- _REQUEST_: Rewrite the data below with every "limit-line" replaced by "limit-curve", leaving everything else unchanged.

────────────────────

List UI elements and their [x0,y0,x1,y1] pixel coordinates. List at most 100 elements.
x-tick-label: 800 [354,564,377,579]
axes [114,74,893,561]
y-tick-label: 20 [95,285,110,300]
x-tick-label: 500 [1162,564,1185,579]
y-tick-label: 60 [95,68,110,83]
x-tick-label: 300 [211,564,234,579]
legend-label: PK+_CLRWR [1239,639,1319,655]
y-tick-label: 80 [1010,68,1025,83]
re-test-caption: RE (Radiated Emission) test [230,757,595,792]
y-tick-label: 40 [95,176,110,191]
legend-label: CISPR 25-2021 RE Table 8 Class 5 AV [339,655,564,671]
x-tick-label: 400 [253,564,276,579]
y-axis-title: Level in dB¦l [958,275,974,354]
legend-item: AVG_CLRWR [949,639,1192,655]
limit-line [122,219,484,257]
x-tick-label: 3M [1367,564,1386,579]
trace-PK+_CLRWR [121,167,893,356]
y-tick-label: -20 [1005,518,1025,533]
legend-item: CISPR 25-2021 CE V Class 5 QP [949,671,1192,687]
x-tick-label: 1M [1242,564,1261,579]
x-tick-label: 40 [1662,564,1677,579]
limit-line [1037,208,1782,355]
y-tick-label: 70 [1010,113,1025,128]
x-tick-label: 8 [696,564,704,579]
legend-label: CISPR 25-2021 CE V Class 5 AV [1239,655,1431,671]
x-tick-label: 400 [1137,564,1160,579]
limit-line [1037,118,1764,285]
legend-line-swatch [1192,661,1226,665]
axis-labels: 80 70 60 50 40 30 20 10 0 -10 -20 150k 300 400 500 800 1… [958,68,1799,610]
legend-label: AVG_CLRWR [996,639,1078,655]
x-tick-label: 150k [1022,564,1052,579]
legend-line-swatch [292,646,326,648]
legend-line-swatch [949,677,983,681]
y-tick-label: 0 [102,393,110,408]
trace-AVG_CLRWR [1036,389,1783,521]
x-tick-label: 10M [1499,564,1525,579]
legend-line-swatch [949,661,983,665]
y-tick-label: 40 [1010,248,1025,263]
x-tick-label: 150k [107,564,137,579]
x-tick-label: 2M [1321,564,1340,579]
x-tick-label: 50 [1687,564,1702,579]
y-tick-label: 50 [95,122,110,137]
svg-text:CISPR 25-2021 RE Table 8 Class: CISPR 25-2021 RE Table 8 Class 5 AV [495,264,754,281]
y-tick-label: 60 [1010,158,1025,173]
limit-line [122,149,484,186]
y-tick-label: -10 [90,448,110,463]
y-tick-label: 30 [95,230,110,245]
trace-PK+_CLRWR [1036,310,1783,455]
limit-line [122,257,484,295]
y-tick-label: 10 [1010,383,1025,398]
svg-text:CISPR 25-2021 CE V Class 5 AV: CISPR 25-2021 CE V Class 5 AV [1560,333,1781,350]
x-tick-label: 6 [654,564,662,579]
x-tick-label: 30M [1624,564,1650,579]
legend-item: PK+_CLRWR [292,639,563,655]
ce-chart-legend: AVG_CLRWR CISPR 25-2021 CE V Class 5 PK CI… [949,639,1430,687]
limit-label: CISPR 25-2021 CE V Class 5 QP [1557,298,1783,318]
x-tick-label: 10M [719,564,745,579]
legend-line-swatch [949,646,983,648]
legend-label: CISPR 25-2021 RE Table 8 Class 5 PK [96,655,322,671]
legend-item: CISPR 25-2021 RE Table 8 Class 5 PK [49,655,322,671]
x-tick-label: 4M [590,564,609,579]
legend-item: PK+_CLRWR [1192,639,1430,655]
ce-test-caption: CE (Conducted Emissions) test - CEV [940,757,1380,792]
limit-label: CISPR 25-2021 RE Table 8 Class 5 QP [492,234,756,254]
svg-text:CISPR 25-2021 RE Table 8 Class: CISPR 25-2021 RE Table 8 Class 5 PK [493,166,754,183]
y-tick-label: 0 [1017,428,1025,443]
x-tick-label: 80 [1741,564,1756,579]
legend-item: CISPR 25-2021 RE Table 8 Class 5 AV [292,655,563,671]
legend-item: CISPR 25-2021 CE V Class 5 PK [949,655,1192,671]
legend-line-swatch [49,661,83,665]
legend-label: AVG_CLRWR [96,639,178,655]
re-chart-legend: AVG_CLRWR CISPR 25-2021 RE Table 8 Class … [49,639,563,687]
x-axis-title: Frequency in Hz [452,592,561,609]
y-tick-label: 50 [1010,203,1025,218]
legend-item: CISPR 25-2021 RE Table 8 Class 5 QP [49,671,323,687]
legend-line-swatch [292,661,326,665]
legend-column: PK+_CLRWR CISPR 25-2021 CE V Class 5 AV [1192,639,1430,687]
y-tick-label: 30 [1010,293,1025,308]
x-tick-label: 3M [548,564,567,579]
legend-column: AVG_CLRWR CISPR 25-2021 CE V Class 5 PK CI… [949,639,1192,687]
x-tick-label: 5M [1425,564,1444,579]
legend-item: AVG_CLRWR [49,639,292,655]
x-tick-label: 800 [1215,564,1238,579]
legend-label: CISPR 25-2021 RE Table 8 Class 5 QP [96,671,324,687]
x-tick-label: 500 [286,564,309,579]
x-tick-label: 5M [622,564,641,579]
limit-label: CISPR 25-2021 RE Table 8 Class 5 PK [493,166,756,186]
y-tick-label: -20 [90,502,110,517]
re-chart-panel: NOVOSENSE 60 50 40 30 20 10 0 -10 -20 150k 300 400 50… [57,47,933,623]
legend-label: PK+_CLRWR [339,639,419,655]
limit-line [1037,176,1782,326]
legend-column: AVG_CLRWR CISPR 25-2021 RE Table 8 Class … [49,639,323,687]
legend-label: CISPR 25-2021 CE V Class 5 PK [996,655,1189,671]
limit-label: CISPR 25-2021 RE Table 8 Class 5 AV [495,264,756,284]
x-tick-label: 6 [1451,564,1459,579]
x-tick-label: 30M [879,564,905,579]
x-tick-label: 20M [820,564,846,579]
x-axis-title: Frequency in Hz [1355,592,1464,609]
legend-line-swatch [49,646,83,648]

────────────────────

- _RESPONSE_:
List UI elements and their [x0,y0,x1,y1] pixel coordinates. List at most 100 elements.
x-tick-label: 800 [354,564,377,579]
axes [114,74,893,561]
y-tick-label: 20 [95,285,110,300]
x-tick-label: 500 [1162,564,1185,579]
y-tick-label: 60 [95,68,110,83]
x-tick-label: 300 [211,564,234,579]
legend-label: PK+_CLRWR [1239,639,1319,655]
y-tick-label: 80 [1010,68,1025,83]
re-test-caption: RE (Radiated Emission) test [230,757,595,792]
y-tick-label: 40 [95,176,110,191]
legend-label: CISPR 25-2021 RE Table 8 Class 5 AV [339,655,564,671]
x-tick-label: 400 [253,564,276,579]
y-axis-title: Level in dB¦l [958,275,974,354]
legend-item: AVG_CLRWR [949,639,1192,655]
limit-curve [122,219,484,257]
x-tick-label: 3M [1367,564,1386,579]
trace-PK+_CLRWR [121,167,893,356]
y-tick-label: -20 [1005,518,1025,533]
legend-item: CISPR 25-2021 CE V Class 5 QP [949,671,1192,687]
x-tick-label: 1M [1242,564,1261,579]
x-tick-label: 40 [1662,564,1677,579]
limit-curve [1037,208,1782,355]
y-tick-label: 70 [1010,113,1025,128]
x-tick-label: 8 [696,564,704,579]
legend-label: CISPR 25-2021 CE V Class 5 AV [1239,655,1431,671]
x-tick-label: 400 [1137,564,1160,579]
limit-curve [1037,118,1764,285]
legend-line-swatch [1192,661,1226,665]
axis-labels: 80 70 60 50 40 30 20 10 0 -10 -20 150k 300 400 500 800 1… [958,68,1799,610]
legend-label: AVG_CLRWR [996,639,1078,655]
x-tick-label: 150k [1022,564,1052,579]
legend-line-swatch [292,646,326,648]
legend-line-swatch [949,677,983,681]
y-tick-label: 0 [102,393,110,408]
trace-AVG_CLRWR [1036,389,1783,521]
x-tick-label: 10M [1499,564,1525,579]
legend-line-swatch [949,661,983,665]
y-tick-label: 40 [1010,248,1025,263]
x-tick-label: 150k [107,564,137,579]
x-tick-label: 2M [1321,564,1340,579]
x-tick-label: 50 [1687,564,1702,579]
y-tick-label: 50 [95,122,110,137]
svg-text:CISPR 25-2021 RE Table 8 Class: CISPR 25-2021 RE Table 8 Class 5 AV [495,264,754,281]
y-tick-label: 60 [1010,158,1025,173]
limit-curve [122,149,484,186]
y-tick-label: -10 [90,448,110,463]
y-tick-label: 30 [95,230,110,245]
trace-PK+_CLRWR [1036,310,1783,455]
limit-curve [122,257,484,295]
y-tick-label: 10 [1010,383,1025,398]
svg-text:CISPR 25-2021 CE V Class 5 AV: CISPR 25-2021 CE V Class 5 AV [1560,333,1781,350]
x-tick-label: 6 [654,564,662,579]
x-tick-label: 30M [1624,564,1650,579]
legend-item: PK+_CLRWR [292,639,563,655]
ce-chart-legend: AVG_CLRWR CISPR 25-2021 CE V Class 5 PK CI… [949,639,1430,687]
limit-label: CISPR 25-2021 CE V Class 5 QP [1557,298,1783,318]
x-tick-label: 10M [719,564,745,579]
legend-line-swatch [949,646,983,648]
legend-label: CISPR 25-2021 RE Table 8 Class 5 PK [96,655,322,671]
legend-item: CISPR 25-2021 RE Table 8 Class 5 PK [49,655,322,671]
x-tick-label: 4M [590,564,609,579]
legend-item: PK+_CLRWR [1192,639,1430,655]
ce-test-caption: CE (Conducted Emissions) test - CEV [940,757,1380,792]
limit-label: CISPR 25-2021 RE Table 8 Class 5 QP [492,234,756,254]
svg-text:CISPR 25-2021 RE Table 8 Class: CISPR 25-2021 RE Table 8 Class 5 PK [493,166,754,183]
y-tick-label: 0 [1017,428,1025,443]
x-tick-label: 80 [1741,564,1756,579]
legend-item: CISPR 25-2021 RE Table 8 Class 5 AV [292,655,563,671]
legend-item: CISPR 25-2021 CE V Class 5 PK [949,655,1192,671]
legend-line-swatch [49,661,83,665]
legend-label: AVG_CLRWR [96,639,178,655]
re-chart-legend: AVG_CLRWR CISPR 25-2021 RE Table 8 Class … [49,639,563,687]
x-axis-title: Frequency in Hz [452,592,561,609]
y-tick-label: 50 [1010,203,1025,218]
legend-item: CISPR 25-2021 RE Table 8 Class 5 QP [49,671,323,687]
legend-line-swatch [292,661,326,665]
legend-column: PK+_CLRWR CISPR 25-2021 CE V Class 5 AV [1192,639,1430,687]
y-tick-label: 30 [1010,293,1025,308]
x-tick-label: 3M [548,564,567,579]
legend-column: AVG_CLRWR CISPR 25-2021 CE V Class 5 PK CI… [949,639,1192,687]
x-tick-label: 5M [1425,564,1444,579]
legend-item: AVG_CLRWR [49,639,292,655]
x-tick-label: 800 [1215,564,1238,579]
legend-label: CISPR 25-2021 RE Table 8 Class 5 QP [96,671,324,687]
x-tick-label: 500 [286,564,309,579]
x-tick-label: 5M [622,564,641,579]
limit-label: CISPR 25-2021 RE Table 8 Class 5 PK [493,166,756,186]
y-tick-label: -20 [90,502,110,517]
re-chart-panel: NOVOSENSE 60 50 40 30 20 10 0 -10 -20 150k 300 400 50… [57,47,933,623]
legend-label: PK+_CLRWR [339,639,419,655]
limit-curve [1037,176,1782,326]
legend-column: AVG_CLRWR CISPR 25-2021 RE Table 8 Class … [49,639,323,687]
legend-label: CISPR 25-2021 CE V Class 5 PK [996,655,1189,671]
limit-label: CISPR 25-2021 RE Table 8 Class 5 AV [495,264,756,284]
x-tick-label: 6 [1451,564,1459,579]
x-tick-label: 30M [879,564,905,579]
x-tick-label: 20M [820,564,846,579]
x-axis-title: Frequency in Hz [1355,592,1464,609]
legend-line-swatch [49,646,83,648]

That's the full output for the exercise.